Give an exact copy of every line, leaving images out.

> _THE RECORDS_

========================

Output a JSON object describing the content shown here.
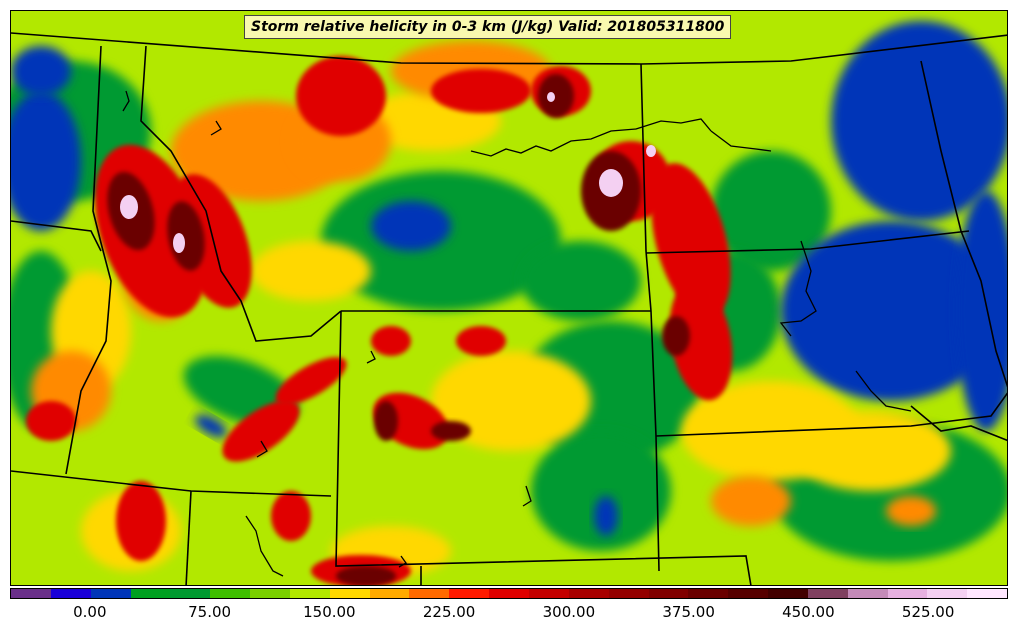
{
  "map": {
    "title": "Storm relative helicity in 0-3 km (J/kg) Valid: 201805311800",
    "field": "storm-relative-helicity-0-3km",
    "units": "J/kg",
    "valid_time": "201805311800",
    "background_level_color": "#b2e800",
    "colorbar": {
      "colors": [
        "#6a2f8a",
        "#1a00d8",
        "#0035b8",
        "#00a020",
        "#009a30",
        "#3ebf00",
        "#7ad000",
        "#b2e800",
        "#ffd800",
        "#ffaa00",
        "#ff6a00",
        "#ff1a00",
        "#e00000",
        "#c40000",
        "#a80000",
        "#940000",
        "#800000",
        "#6a0000",
        "#560000",
        "#420000",
        "#804060",
        "#c48ab8",
        "#e6b0e0",
        "#f4d0f2",
        "#ffe6ff"
      ],
      "tick_labels": [
        "0.00",
        "75.00",
        "150.00",
        "225.00",
        "300.00",
        "375.00",
        "450.00",
        "525.00"
      ],
      "extends": "both"
    },
    "regions": {
      "blue_low_helicity": "#0035b8",
      "green_moderate": "#009a30",
      "yellow_mid": "#ffd800",
      "red_high": "#e00000",
      "maroon_very_high": "#6a0000",
      "pink_extreme": "#f4d0f2"
    },
    "boundaries_color": "#000000"
  }
}
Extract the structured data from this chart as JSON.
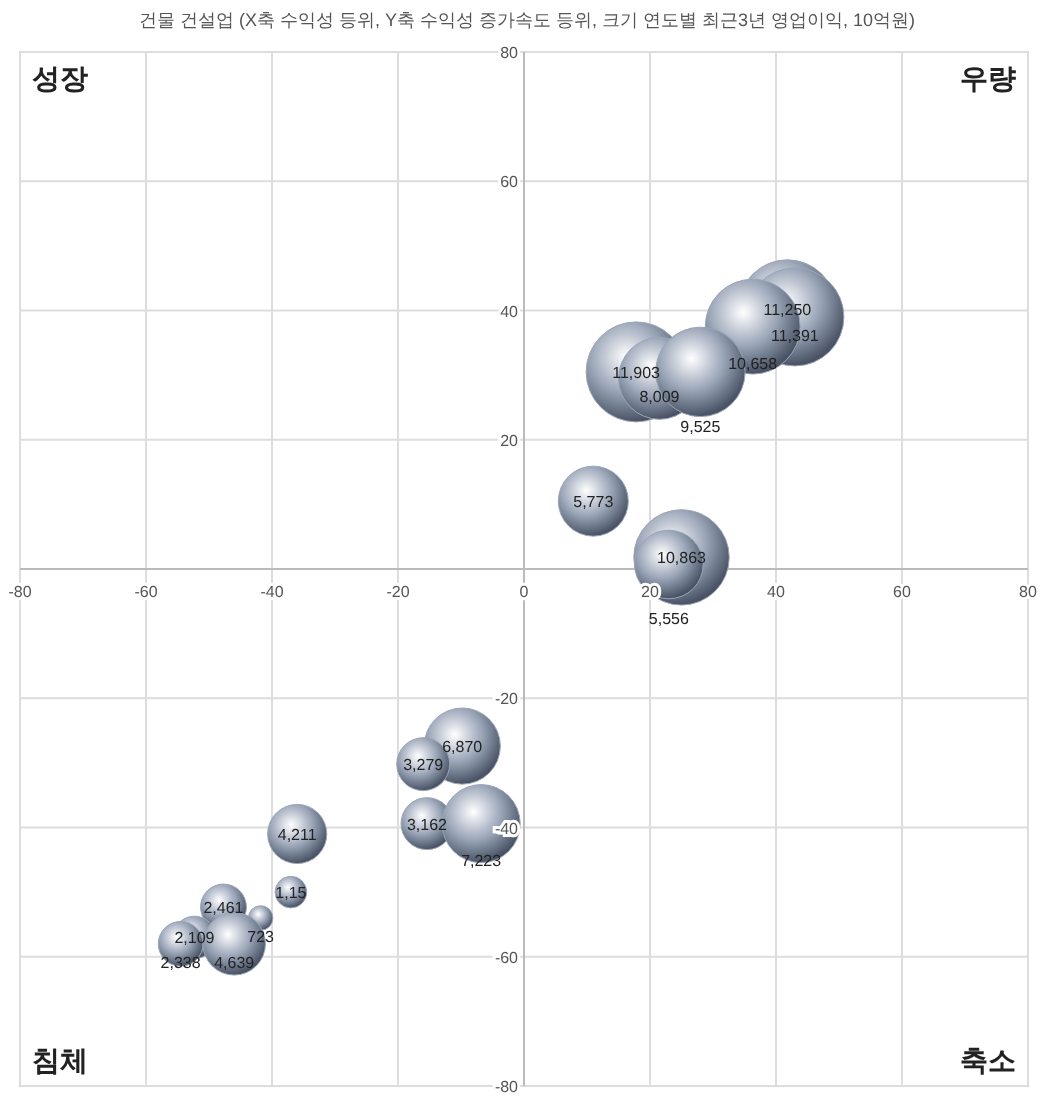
{
  "chart_data": {
    "type": "bubble",
    "title": "건물 건설업 (X축 수익성 등위, Y축 수익성 증가속도 등위, 크기 연도별 최근3년 영업이익, 10억원)",
    "x": [
      41.8,
      43,
      36.3,
      17.8,
      21.5,
      28,
      11,
      25,
      23,
      -9.8,
      -16,
      -15.4,
      -6.8,
      -36,
      -37,
      -47.7,
      -41.8,
      -52.3,
      -54.5,
      -46
    ],
    "series": [
      {
        "color": "#9aa5b8",
        "values": [
          40.3,
          39,
          37.5,
          30.5,
          29.5,
          30.5,
          10.5,
          1.8,
          0.7,
          -27.4,
          -30.2,
          -39.4,
          -39.4,
          -41,
          -50,
          -52.3,
          -54,
          -57,
          -58,
          -58
        ],
        "sizes": [
          0.95,
          0.96,
          0.9,
          1,
          0.67,
          0.8,
          0.49,
          0.91,
          0.47,
          0.58,
          0.28,
          0.27,
          0.61,
          0.35,
          0.1,
          0.21,
          0.06,
          0.18,
          0.2,
          0.39
        ]
      }
    ],
    "xlim": [
      -80,
      80
    ],
    "ylim": [
      -80,
      80
    ],
    "xticks": [
      -80,
      -60,
      -40,
      -20,
      0,
      20,
      40,
      60,
      80
    ],
    "yticks": [
      -80,
      -60,
      -40,
      -20,
      20,
      40,
      60,
      80
    ],
    "grid": true,
    "annotations": [
      "성장",
      "우량",
      "침체",
      "축소",
      {
        "text": "11,250",
        "x": 41.8,
        "y": 40.3
      },
      {
        "text": "11,391",
        "x": 43,
        "y": 39
      },
      {
        "text": "10,658",
        "x": 36.3,
        "y": 37.5
      },
      {
        "text": "11,903",
        "x": 17.8,
        "y": 30.5
      },
      {
        "text": "8,009",
        "x": 21.5,
        "y": 29.5
      },
      {
        "text": "9,525",
        "x": 28,
        "y": 30.5
      },
      {
        "text": "5,773",
        "x": 11,
        "y": 10.5
      },
      {
        "text": "10,863",
        "x": 25,
        "y": 1.8
      },
      {
        "text": "5,556",
        "x": 23,
        "y": 0.7
      },
      {
        "text": "6,870",
        "x": -9.8,
        "y": -27.4
      },
      {
        "text": "3,279",
        "x": -16,
        "y": -30.2
      },
      {
        "text": "3,162",
        "x": -15.4,
        "y": -39.4
      },
      {
        "text": "7,223",
        "x": -6.8,
        "y": -39.4
      },
      {
        "text": "4,211",
        "x": -36,
        "y": -41
      },
      {
        "text": "1,15",
        "x": -37,
        "y": -50
      },
      {
        "text": "2,461",
        "x": -47.7,
        "y": -52.3
      },
      {
        "text": "723",
        "x": -41.8,
        "y": -54
      },
      {
        "text": "2,109",
        "x": -52.3,
        "y": -57
      },
      {
        "text": "2,338",
        "x": -54.5,
        "y": -58
      },
      {
        "text": "4,639",
        "x": -46,
        "y": -58
      }
    ]
  }
}
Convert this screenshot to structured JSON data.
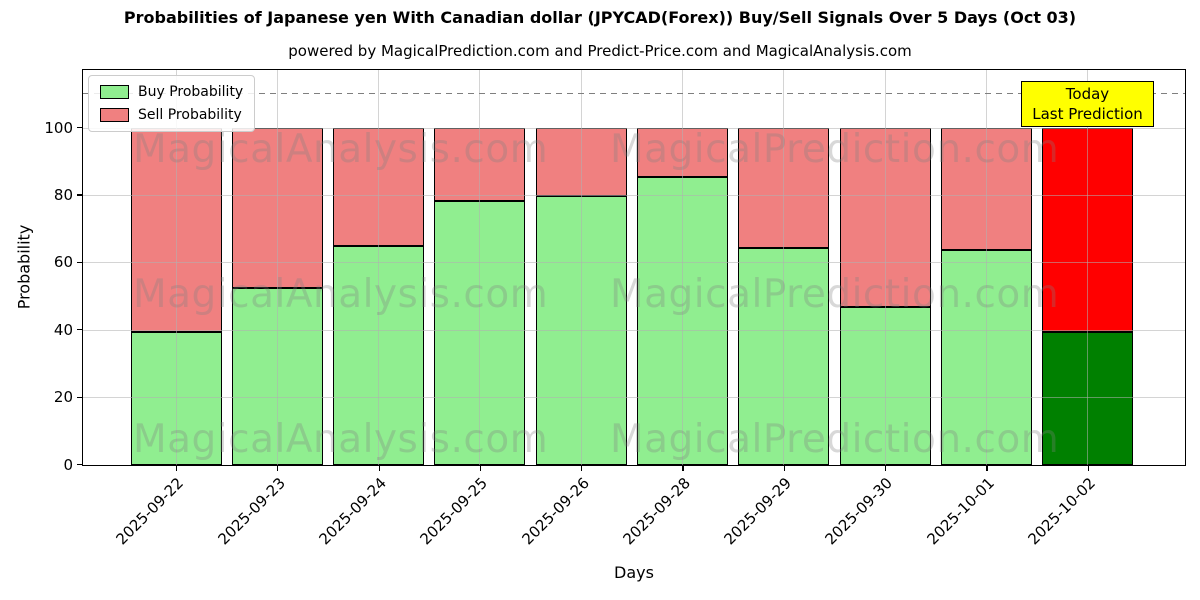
{
  "annotation": {
    "line1": "Today",
    "line2": "Last Prediction",
    "bg": "#FFFF00",
    "border_color": "#000000"
  },
  "watermarks": {
    "left_text": "MagicalAnalysis.com",
    "right_text": "MagicalPrediction.com",
    "color": "#808080",
    "opacity": 0.3
  },
  "chart_data": {
    "type": "bar",
    "stacked": true,
    "title": "Probabilities of Japanese yen With Canadian dollar (JPYCAD(Forex)) Buy/Sell Signals Over 5 Days (Oct 03)",
    "subtitle": "powered by MagicalPrediction.com and Predict-Price.com and MagicalAnalysis.com",
    "xlabel": "Days",
    "ylabel": "Probability",
    "categories": [
      "2025-09-22",
      "2025-09-23",
      "2025-09-24",
      "2025-09-25",
      "2025-09-26",
      "2025-09-28",
      "2025-09-29",
      "2025-09-30",
      "2025-10-01",
      "2025-10-02"
    ],
    "series": [
      {
        "name": "Buy Probability",
        "color": "#90EE90",
        "last_bar_color": "#008000",
        "values": [
          39.5,
          52.5,
          65,
          78.5,
          80,
          85.5,
          64.5,
          47,
          64,
          39.5
        ]
      },
      {
        "name": "Sell Probability",
        "color": "#F08080",
        "last_bar_color": "#FF0000",
        "values": [
          60.5,
          47.5,
          35,
          21.5,
          20,
          14.5,
          35.5,
          53,
          36,
          60.5
        ]
      }
    ],
    "bar_edge_color": "#000000",
    "yticks": [
      0,
      20,
      40,
      60,
      80,
      100
    ],
    "ylim": [
      0,
      117
    ],
    "grid": true,
    "legend_position": "upper left",
    "hline": {
      "y": 110,
      "color": "#7f7f7f",
      "style": "dashed"
    }
  }
}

========================

> _OUTPUT BELOW_
Output a JSON object describing the content shown here.
{
  "map": {
    "title": "Storm relative helicity in 0-3 km (J/kg) Valid: 201805311800",
    "field": "storm-relative-helicity-0-3km",
    "units": "J/kg",
    "valid_time": "201805311800",
    "background_level_color": "#b2e800",
    "colorbar": {
      "colors": [
        "#6a2f8a",
        "#1a00d8",
        "#0035b8",
        "#00a020",
        "#009a30",
        "#3ebf00",
        "#7ad000",
        "#b2e800",
        "#ffd800",
        "#ffaa00",
        "#ff6a00",
        "#ff1a00",
        "#e00000",
        "#c40000",
        "#a80000",
        "#940000",
        "#800000",
        "#6a0000",
        "#560000",
        "#420000",
        "#804060",
        "#c48ab8",
        "#e6b0e0",
        "#f4d0f2",
        "#ffe6ff"
      ],
      "tick_labels": [
        "0.00",
        "75.00",
        "150.00",
        "225.00",
        "300.00",
        "375.00",
        "450.00",
        "525.00"
      ],
      "extends": "both"
    },
    "regions": {
      "blue_low_helicity": "#0035b8",
      "green_moderate": "#009a30",
      "yellow_mid": "#ffd800",
      "red_high": "#e00000",
      "maroon_very_high": "#6a0000",
      "pink_extreme": "#f4d0f2"
    },
    "boundaries_color": "#000000"
  }
}
Extract the structured data from this chart as JSON.
{
  "chart_data": {
    "type": "bubble",
    "title": "건물 건설업 (X축 수익성 등위, Y축 수익성 증가속도 등위, 크기 연도별 최근3년 영업이익, 10억원)",
    "x": [
      41.8,
      43,
      36.3,
      17.8,
      21.5,
      28,
      11,
      25,
      23,
      -9.8,
      -16,
      -15.4,
      -6.8,
      -36,
      -37,
      -47.7,
      -41.8,
      -52.3,
      -54.5,
      -46
    ],
    "series": [
      {
        "color": "#9aa5b8",
        "values": [
          40.3,
          39,
          37.5,
          30.5,
          29.5,
          30.5,
          10.5,
          1.8,
          0.7,
          -27.4,
          -30.2,
          -39.4,
          -39.4,
          -41,
          -50,
          -52.3,
          -54,
          -57,
          -58,
          -58
        ],
        "sizes": [
          0.95,
          0.96,
          0.9,
          1,
          0.67,
          0.8,
          0.49,
          0.91,
          0.47,
          0.58,
          0.28,
          0.27,
          0.61,
          0.35,
          0.1,
          0.21,
          0.06,
          0.18,
          0.2,
          0.39
        ]
      }
    ],
    "xlim": [
      -80,
      80
    ],
    "ylim": [
      -80,
      80
    ],
    "xticks": [
      -80,
      -60,
      -40,
      -20,
      0,
      20,
      40,
      60,
      80
    ],
    "yticks": [
      -80,
      -60,
      -40,
      -20,
      20,
      40,
      60,
      80
    ],
    "grid": true,
    "annotations": [
      "성장",
      "우량",
      "침체",
      "축소",
      {
        "text": "11,250",
        "x": 41.8,
        "y": 40.3
      },
      {
        "text": "11,391",
        "x": 43,
        "y": 39
      },
      {
        "text": "10,658",
        "x": 36.3,
        "y": 37.5
      },
      {
        "text": "11,903",
        "x": 17.8,
        "y": 30.5
      },
      {
        "text": "8,009",
        "x": 21.5,
        "y": 29.5
      },
      {
        "text": "9,525",
        "x": 28,
        "y": 30.5
      },
      {
        "text": "5,773",
        "x": 11,
        "y": 10.5
      },
      {
        "text": "10,863",
        "x": 25,
        "y": 1.8
      },
      {
        "text": "5,556",
        "x": 23,
        "y": 0.7
      },
      {
        "text": "6,870",
        "x": -9.8,
        "y": -27.4
      },
      {
        "text": "3,279",
        "x": -16,
        "y": -30.2
      },
      {
        "text": "3,162",
        "x": -15.4,
        "y": -39.4
      },
      {
        "text": "7,223",
        "x": -6.8,
        "y": -39.4
      },
      {
        "text": "4,211",
        "x": -36,
        "y": -41
      },
      {
        "text": "1,15",
        "x": -37,
        "y": -50
      },
      {
        "text": "2,461",
        "x": -47.7,
        "y": -52.3
      },
      {
        "text": "723",
        "x": -41.8,
        "y": -54
      },
      {
        "text": "2,109",
        "x": -52.3,
        "y": -57
      },
      {
        "text": "2,338",
        "x": -54.5,
        "y": -58
      },
      {
        "text": "4,639",
        "x": -46,
        "y": -58
      }
    ]
  }
}
Convert this screenshot to structured JSON data.
{
  "annotation": {
    "line1": "Today",
    "line2": "Last Prediction",
    "bg": "#FFFF00",
    "border_color": "#000000"
  },
  "watermarks": {
    "left_text": "MagicalAnalysis.com",
    "right_text": "MagicalPrediction.com",
    "color": "#808080",
    "opacity": 0.3
  },
  "chart_data": {
    "type": "bar",
    "stacked": true,
    "title": "Probabilities of Japanese yen With Canadian dollar (JPYCAD(Forex)) Buy/Sell Signals Over 5 Days (Oct 03)",
    "subtitle": "powered by MagicalPrediction.com and Predict-Price.com and MagicalAnalysis.com",
    "xlabel": "Days",
    "ylabel": "Probability",
    "categories": [
      "2025-09-22",
      "2025-09-23",
      "2025-09-24",
      "2025-09-25",
      "2025-09-26",
      "2025-09-28",
      "2025-09-29",
      "2025-09-30",
      "2025-10-01",
      "2025-10-02"
    ],
    "series": [
      {
        "name": "Buy Probability",
        "color": "#90EE90",
        "last_bar_color": "#008000",
        "values": [
          39.5,
          52.5,
          65,
          78.5,
          80,
          85.5,
          64.5,
          47,
          64,
          39.5
        ]
      },
      {
        "name": "Sell Probability",
        "color": "#F08080",
        "last_bar_color": "#FF0000",
        "values": [
          60.5,
          47.5,
          35,
          21.5,
          20,
          14.5,
          35.5,
          53,
          36,
          60.5
        ]
      }
    ],
    "bar_edge_color": "#000000",
    "yticks": [
      0,
      20,
      40,
      60,
      80,
      100
    ],
    "ylim": [
      0,
      117
    ],
    "grid": true,
    "legend_position": "upper left",
    "hline": {
      "y": 110,
      "color": "#7f7f7f",
      "style": "dashed"
    }
  }
}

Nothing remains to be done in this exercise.